Series: College Applicants' To-Dos

September is good time of year to start asking your school teachers for letters of recommendation. It’s early enough that your teachers aren’t likely to be swamped with requests already. And for most of you, it’s a week or two into the school year, which means teachers have overcome the start-of-the-year rush.
But before you start charging through the halls with your recommendation requests, you have some decisions to make. These decisions will largely depend on the schools you’re applying to, and the kind of application you plan to pull together.
Use the following advice to get started, and if you’re stuck, ask your tutor or school counselor for help.
Choose Wisely
Plan on asking for up to three, but this decision depends on your application requirements. Some schools will also want a letter from a school counselor and/or a principal, so make sure to look up the requirements for the schools on your application list.
In rarer cases, colleges will allow you to provide supplemental letters. Generally speaking, you don’t want to add to your application package unless this supplemental letter truly enhances the admission officers’ understanding of your particular circumstances or qualifications.
First and foremost, choose teachers who will write you a positive recommendation. There is no point choosing the school’s “hardest math teacher” if you didn’t do well in his or her class. It is always better to have a glowing recommendation from new and unknown teacher than a letter by an impressive teacher who is struggling to come up with your contributions to class.
If you are lucky or well prepared enough to have done well in all your classes and are generally well liked by teachers, you have more considerations. And these considerations have everything to do with the package you are pulling together. Discuss your best options with your tutor or school counselor.
A glowing recommendation will shed light (pun intended) on not only your academic ability but also your personableness.
Prestigious schools go to great lengths to find an academically successful freshman class. So in general, you want to ask teachers in whose classes you excelled or at least performed well.
But colleges also put plenty of stock in what kind of person you are. After all, you will be living on campus with other students and even faculty members. They don’t want a freshman class full of maladjusted geniuses. They want freshmen who will enrich campus life through their social engagement. (Just look at the “Personal Qualities” section of this student’s Harvard application to see how much this aspect of your profile could tip the scales in your favor.)

# Records
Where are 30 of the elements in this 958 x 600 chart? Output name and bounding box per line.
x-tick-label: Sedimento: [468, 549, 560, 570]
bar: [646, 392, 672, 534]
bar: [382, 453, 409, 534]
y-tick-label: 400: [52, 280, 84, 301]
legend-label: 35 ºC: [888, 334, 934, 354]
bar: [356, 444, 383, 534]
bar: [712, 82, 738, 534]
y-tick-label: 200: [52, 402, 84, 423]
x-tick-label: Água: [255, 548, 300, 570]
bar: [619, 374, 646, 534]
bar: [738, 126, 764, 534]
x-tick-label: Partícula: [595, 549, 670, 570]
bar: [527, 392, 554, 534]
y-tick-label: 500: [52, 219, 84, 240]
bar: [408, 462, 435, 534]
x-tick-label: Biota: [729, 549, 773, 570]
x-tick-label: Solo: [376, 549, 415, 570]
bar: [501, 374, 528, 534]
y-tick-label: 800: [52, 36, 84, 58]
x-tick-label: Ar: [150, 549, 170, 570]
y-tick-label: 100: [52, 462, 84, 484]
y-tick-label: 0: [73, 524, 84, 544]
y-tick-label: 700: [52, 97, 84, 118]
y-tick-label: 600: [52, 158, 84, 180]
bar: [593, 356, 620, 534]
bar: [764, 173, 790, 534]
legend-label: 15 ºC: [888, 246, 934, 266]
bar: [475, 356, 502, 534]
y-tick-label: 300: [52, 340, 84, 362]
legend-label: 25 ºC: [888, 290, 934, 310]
* * *
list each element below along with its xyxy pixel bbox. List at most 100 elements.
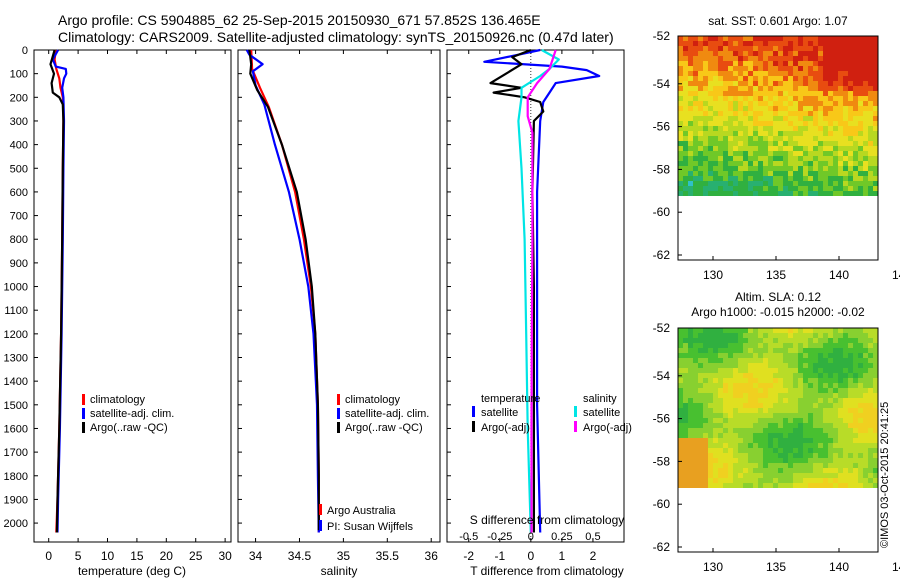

# The tasks
**1.** Print the part of the recommendation letter article that opens with the words containing "A glowing recommendation will" and closes with "in your favor.)".
**2.** Answer these questions from the recommendation letter article:
(a) Up to how many letters should an applicant plan on asking for?
(b) Besides teachers, who might some schools also want a letter from?
(c) What kind of freshmen do colleges want?
**3.** Render this sentence from the recommendation letter article in Spanish: "Prestigious schools go to great lengths to find an academically successful freshman class."
The rows are material apart from the recommendation letter article.

# Responses to the exercise
**1.**
A glowing recommendation will shed light (pun intended) on not only your academic ability but also your personableness.
Prestigious schools go to great lengths to find an academically successful freshman class. So in general, you want to ask teachers in whose classes you excelled or at least performed well.
But colleges also put plenty of stock in what kind of person you are. After all, you will be living on campus with other students and even faculty members. They don’t want a freshman class full of maladjusted geniuses. They want freshmen who will enrich campus life through their social engagement. (Just look at the “Personal Qualities” section of this student’s Harvard application to see how much this aspect of your profile could tip the scales in your favor.)

**2.**
(a) Up to three.
(b) A school counselor and/or a principal.
(c) Freshmen who will enrich campus life through their social engagement.

**3.** Las universidades prestigiosas hacen grandes esfuerzos por encontrar una clase de primer año con éxito académico.